- _Direction_: Do not carry the pictures over; copy every other part of the entries exactly.

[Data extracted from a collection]
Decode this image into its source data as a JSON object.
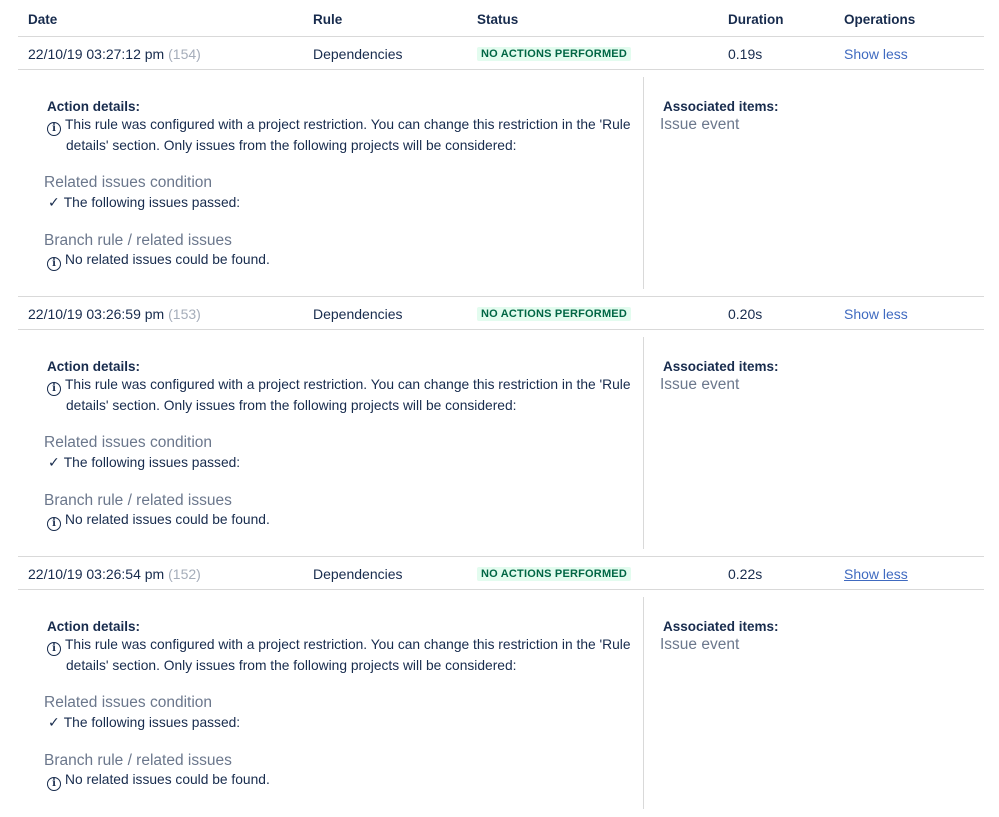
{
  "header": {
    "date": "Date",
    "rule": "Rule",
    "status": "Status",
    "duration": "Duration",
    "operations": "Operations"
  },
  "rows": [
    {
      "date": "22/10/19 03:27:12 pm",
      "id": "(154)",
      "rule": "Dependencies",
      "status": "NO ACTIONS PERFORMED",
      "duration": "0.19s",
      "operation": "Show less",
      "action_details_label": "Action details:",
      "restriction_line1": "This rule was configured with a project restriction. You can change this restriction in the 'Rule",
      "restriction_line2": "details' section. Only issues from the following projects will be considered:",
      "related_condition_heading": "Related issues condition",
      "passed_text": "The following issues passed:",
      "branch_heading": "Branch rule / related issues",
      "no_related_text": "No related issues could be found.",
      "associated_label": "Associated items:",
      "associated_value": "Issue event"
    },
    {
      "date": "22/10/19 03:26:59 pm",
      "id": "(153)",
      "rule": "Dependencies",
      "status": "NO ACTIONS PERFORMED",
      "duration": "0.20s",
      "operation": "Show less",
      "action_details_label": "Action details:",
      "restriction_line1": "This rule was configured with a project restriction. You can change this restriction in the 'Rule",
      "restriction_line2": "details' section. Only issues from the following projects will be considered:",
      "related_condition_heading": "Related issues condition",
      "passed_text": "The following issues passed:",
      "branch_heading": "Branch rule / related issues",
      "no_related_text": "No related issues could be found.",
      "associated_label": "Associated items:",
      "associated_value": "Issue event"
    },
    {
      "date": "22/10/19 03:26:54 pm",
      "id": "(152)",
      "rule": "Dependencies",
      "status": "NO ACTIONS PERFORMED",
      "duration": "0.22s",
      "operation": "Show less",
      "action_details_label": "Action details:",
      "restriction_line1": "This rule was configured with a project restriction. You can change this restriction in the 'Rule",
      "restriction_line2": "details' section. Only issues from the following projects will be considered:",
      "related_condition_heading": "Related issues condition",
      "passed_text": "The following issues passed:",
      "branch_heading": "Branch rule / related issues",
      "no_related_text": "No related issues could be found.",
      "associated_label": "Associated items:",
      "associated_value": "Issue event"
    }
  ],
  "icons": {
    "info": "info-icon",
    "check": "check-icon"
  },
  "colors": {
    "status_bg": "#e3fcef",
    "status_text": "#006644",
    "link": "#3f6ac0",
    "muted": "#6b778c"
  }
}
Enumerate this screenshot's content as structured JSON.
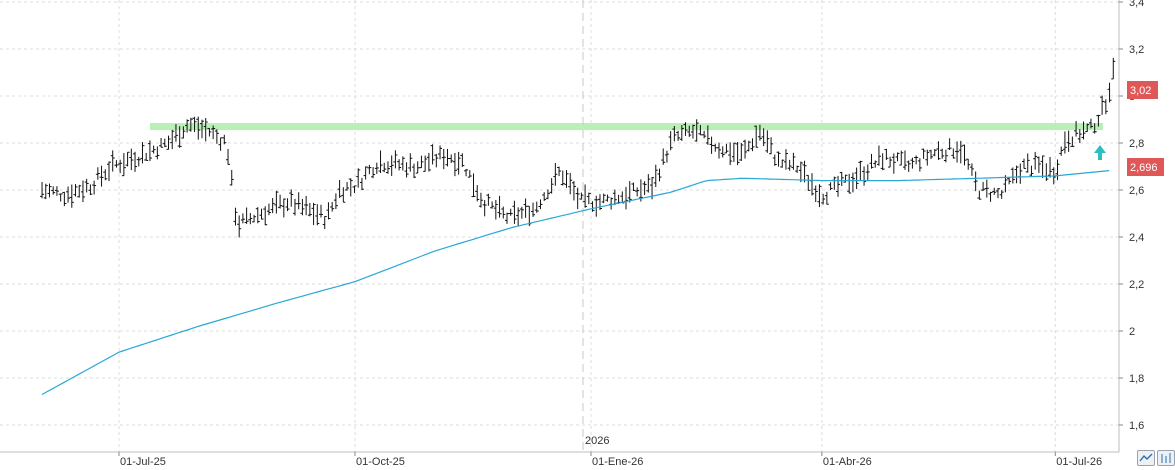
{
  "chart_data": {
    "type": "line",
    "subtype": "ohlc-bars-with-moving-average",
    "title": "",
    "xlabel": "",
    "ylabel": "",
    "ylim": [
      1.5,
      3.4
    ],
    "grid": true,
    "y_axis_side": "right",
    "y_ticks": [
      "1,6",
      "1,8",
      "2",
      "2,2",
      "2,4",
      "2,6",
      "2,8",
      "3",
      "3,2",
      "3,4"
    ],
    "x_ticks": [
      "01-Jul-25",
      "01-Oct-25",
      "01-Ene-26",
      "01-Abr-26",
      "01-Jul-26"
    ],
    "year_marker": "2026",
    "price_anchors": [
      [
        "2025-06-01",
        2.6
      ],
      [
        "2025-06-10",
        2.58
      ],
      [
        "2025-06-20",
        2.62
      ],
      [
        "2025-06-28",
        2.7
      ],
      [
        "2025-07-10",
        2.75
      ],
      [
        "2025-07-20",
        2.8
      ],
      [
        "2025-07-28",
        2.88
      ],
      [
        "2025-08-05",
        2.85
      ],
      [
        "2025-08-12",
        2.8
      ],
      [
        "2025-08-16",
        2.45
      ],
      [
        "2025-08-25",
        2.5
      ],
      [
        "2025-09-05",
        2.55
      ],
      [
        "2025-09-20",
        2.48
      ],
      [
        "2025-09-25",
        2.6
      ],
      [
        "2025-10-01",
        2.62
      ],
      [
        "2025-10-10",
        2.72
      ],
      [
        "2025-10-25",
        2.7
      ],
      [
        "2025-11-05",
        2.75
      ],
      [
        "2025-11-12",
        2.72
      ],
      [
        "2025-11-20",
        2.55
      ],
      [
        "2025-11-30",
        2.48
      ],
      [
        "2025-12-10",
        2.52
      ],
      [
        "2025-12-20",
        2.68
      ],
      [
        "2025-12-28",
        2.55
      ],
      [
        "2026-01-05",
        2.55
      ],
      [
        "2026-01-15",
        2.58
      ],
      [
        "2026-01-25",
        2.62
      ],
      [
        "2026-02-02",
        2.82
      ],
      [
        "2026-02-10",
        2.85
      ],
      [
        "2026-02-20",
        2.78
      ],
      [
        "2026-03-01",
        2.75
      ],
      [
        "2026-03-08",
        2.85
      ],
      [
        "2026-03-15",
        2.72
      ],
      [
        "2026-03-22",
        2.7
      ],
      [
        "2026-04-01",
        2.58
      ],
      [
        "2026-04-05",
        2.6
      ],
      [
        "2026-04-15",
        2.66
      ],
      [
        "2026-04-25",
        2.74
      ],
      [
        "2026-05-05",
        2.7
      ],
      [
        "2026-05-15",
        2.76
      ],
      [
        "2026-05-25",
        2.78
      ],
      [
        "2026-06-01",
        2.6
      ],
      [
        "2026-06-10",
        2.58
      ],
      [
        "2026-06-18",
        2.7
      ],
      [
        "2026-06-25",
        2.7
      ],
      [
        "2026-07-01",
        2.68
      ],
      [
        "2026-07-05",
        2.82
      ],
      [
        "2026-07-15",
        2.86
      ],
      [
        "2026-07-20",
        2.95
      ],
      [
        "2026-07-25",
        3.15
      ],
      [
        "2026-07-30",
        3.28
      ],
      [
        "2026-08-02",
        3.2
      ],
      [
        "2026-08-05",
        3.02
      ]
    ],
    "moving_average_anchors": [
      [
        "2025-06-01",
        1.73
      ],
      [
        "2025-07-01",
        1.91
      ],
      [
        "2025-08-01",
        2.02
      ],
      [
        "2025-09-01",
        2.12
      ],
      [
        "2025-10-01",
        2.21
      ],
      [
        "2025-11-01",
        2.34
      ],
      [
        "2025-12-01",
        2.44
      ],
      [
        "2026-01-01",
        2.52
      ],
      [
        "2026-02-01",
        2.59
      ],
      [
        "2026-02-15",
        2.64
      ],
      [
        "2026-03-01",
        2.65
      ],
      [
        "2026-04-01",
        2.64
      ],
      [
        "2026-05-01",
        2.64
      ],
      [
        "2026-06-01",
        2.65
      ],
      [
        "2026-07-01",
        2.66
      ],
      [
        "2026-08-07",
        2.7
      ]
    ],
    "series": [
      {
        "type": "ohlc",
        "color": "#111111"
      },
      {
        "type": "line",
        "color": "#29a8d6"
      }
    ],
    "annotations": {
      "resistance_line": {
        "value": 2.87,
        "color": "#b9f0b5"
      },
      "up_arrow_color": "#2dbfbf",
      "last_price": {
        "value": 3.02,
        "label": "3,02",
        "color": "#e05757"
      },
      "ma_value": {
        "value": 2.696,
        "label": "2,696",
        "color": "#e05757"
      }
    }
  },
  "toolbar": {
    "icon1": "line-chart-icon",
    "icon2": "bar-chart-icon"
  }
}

- _Exercise result_:
Decode this image into its source data as a JSON object.
{
  "header": {
    "date": "Date",
    "rule": "Rule",
    "status": "Status",
    "duration": "Duration",
    "operations": "Operations"
  },
  "rows": [
    {
      "date": "22/10/19 03:27:12 pm",
      "id": "(154)",
      "rule": "Dependencies",
      "status": "NO ACTIONS PERFORMED",
      "duration": "0.19s",
      "operation": "Show less",
      "action_details_label": "Action details:",
      "restriction_line1": "This rule was configured with a project restriction. You can change this restriction in the 'Rule",
      "restriction_line2": "details' section. Only issues from the following projects will be considered:",
      "related_condition_heading": "Related issues condition",
      "passed_text": "The following issues passed:",
      "branch_heading": "Branch rule / related issues",
      "no_related_text": "No related issues could be found.",
      "associated_label": "Associated items:",
      "associated_value": "Issue event"
    },
    {
      "date": "22/10/19 03:26:59 pm",
      "id": "(153)",
      "rule": "Dependencies",
      "status": "NO ACTIONS PERFORMED",
      "duration": "0.20s",
      "operation": "Show less",
      "action_details_label": "Action details:",
      "restriction_line1": "This rule was configured with a project restriction. You can change this restriction in the 'Rule",
      "restriction_line2": "details' section. Only issues from the following projects will be considered:",
      "related_condition_heading": "Related issues condition",
      "passed_text": "The following issues passed:",
      "branch_heading": "Branch rule / related issues",
      "no_related_text": "No related issues could be found.",
      "associated_label": "Associated items:",
      "associated_value": "Issue event"
    },
    {
      "date": "22/10/19 03:26:54 pm",
      "id": "(152)",
      "rule": "Dependencies",
      "status": "NO ACTIONS PERFORMED",
      "duration": "0.22s",
      "operation": "Show less",
      "action_details_label": "Action details:",
      "restriction_line1": "This rule was configured with a project restriction. You can change this restriction in the 'Rule",
      "restriction_line2": "details' section. Only issues from the following projects will be considered:",
      "related_condition_heading": "Related issues condition",
      "passed_text": "The following issues passed:",
      "branch_heading": "Branch rule / related issues",
      "no_related_text": "No related issues could be found.",
      "associated_label": "Associated items:",
      "associated_value": "Issue event"
    }
  ],
  "icons": {
    "info": "info-icon",
    "check": "check-icon"
  },
  "colors": {
    "status_bg": "#e3fcef",
    "status_text": "#006644",
    "link": "#3f6ac0",
    "muted": "#6b778c"
  }
}
Enumerate this screenshot's content as structured JSON.
{
  "chart_data": {
    "type": "line",
    "subtype": "ohlc-bars-with-moving-average",
    "title": "",
    "xlabel": "",
    "ylabel": "",
    "ylim": [
      1.5,
      3.4
    ],
    "grid": true,
    "y_axis_side": "right",
    "y_ticks": [
      "1,6",
      "1,8",
      "2",
      "2,2",
      "2,4",
      "2,6",
      "2,8",
      "3",
      "3,2",
      "3,4"
    ],
    "x_ticks": [
      "01-Jul-25",
      "01-Oct-25",
      "01-Ene-26",
      "01-Abr-26",
      "01-Jul-26"
    ],
    "year_marker": "2026",
    "price_anchors": [
      [
        "2025-06-01",
        2.6
      ],
      [
        "2025-06-10",
        2.58
      ],
      [
        "2025-06-20",
        2.62
      ],
      [
        "2025-06-28",
        2.7
      ],
      [
        "2025-07-10",
        2.75
      ],
      [
        "2025-07-20",
        2.8
      ],
      [
        "2025-07-28",
        2.88
      ],
      [
        "2025-08-05",
        2.85
      ],
      [
        "2025-08-12",
        2.8
      ],
      [
        "2025-08-16",
        2.45
      ],
      [
        "2025-08-25",
        2.5
      ],
      [
        "2025-09-05",
        2.55
      ],
      [
        "2025-09-20",
        2.48
      ],
      [
        "2025-09-25",
        2.6
      ],
      [
        "2025-10-01",
        2.62
      ],
      [
        "2025-10-10",
        2.72
      ],
      [
        "2025-10-25",
        2.7
      ],
      [
        "2025-11-05",
        2.75
      ],
      [
        "2025-11-12",
        2.72
      ],
      [
        "2025-11-20",
        2.55
      ],
      [
        "2025-11-30",
        2.48
      ],
      [
        "2025-12-10",
        2.52
      ],
      [
        "2025-12-20",
        2.68
      ],
      [
        "2025-12-28",
        2.55
      ],
      [
        "2026-01-05",
        2.55
      ],
      [
        "2026-01-15",
        2.58
      ],
      [
        "2026-01-25",
        2.62
      ],
      [
        "2026-02-02",
        2.82
      ],
      [
        "2026-02-10",
        2.85
      ],
      [
        "2026-02-20",
        2.78
      ],
      [
        "2026-03-01",
        2.75
      ],
      [
        "2026-03-08",
        2.85
      ],
      [
        "2026-03-15",
        2.72
      ],
      [
        "2026-03-22",
        2.7
      ],
      [
        "2026-04-01",
        2.58
      ],
      [
        "2026-04-05",
        2.6
      ],
      [
        "2026-04-15",
        2.66
      ],
      [
        "2026-04-25",
        2.74
      ],
      [
        "2026-05-05",
        2.7
      ],
      [
        "2026-05-15",
        2.76
      ],
      [
        "2026-05-25",
        2.78
      ],
      [
        "2026-06-01",
        2.6
      ],
      [
        "2026-06-10",
        2.58
      ],
      [
        "2026-06-18",
        2.7
      ],
      [
        "2026-06-25",
        2.7
      ],
      [
        "2026-07-01",
        2.68
      ],
      [
        "2026-07-05",
        2.82
      ],
      [
        "2026-07-15",
        2.86
      ],
      [
        "2026-07-20",
        2.95
      ],
      [
        "2026-07-25",
        3.15
      ],
      [
        "2026-07-30",
        3.28
      ],
      [
        "2026-08-02",
        3.2
      ],
      [
        "2026-08-05",
        3.02
      ]
    ],
    "moving_average_anchors": [
      [
        "2025-06-01",
        1.73
      ],
      [
        "2025-07-01",
        1.91
      ],
      [
        "2025-08-01",
        2.02
      ],
      [
        "2025-09-01",
        2.12
      ],
      [
        "2025-10-01",
        2.21
      ],
      [
        "2025-11-01",
        2.34
      ],
      [
        "2025-12-01",
        2.44
      ],
      [
        "2026-01-01",
        2.52
      ],
      [
        "2026-02-01",
        2.59
      ],
      [
        "2026-02-15",
        2.64
      ],
      [
        "2026-03-01",
        2.65
      ],
      [
        "2026-04-01",
        2.64
      ],
      [
        "2026-05-01",
        2.64
      ],
      [
        "2026-06-01",
        2.65
      ],
      [
        "2026-07-01",
        2.66
      ],
      [
        "2026-08-07",
        2.7
      ]
    ],
    "series": [
      {
        "type": "ohlc",
        "color": "#111111"
      },
      {
        "type": "line",
        "color": "#29a8d6"
      }
    ],
    "annotations": {
      "resistance_line": {
        "value": 2.87,
        "color": "#b9f0b5"
      },
      "up_arrow_color": "#2dbfbf",
      "last_price": {
        "value": 3.02,
        "label": "3,02",
        "color": "#e05757"
      },
      "ma_value": {
        "value": 2.696,
        "label": "2,696",
        "color": "#e05757"
      }
    }
  },
  "toolbar": {
    "icon1": "line-chart-icon",
    "icon2": "bar-chart-icon"
  }
}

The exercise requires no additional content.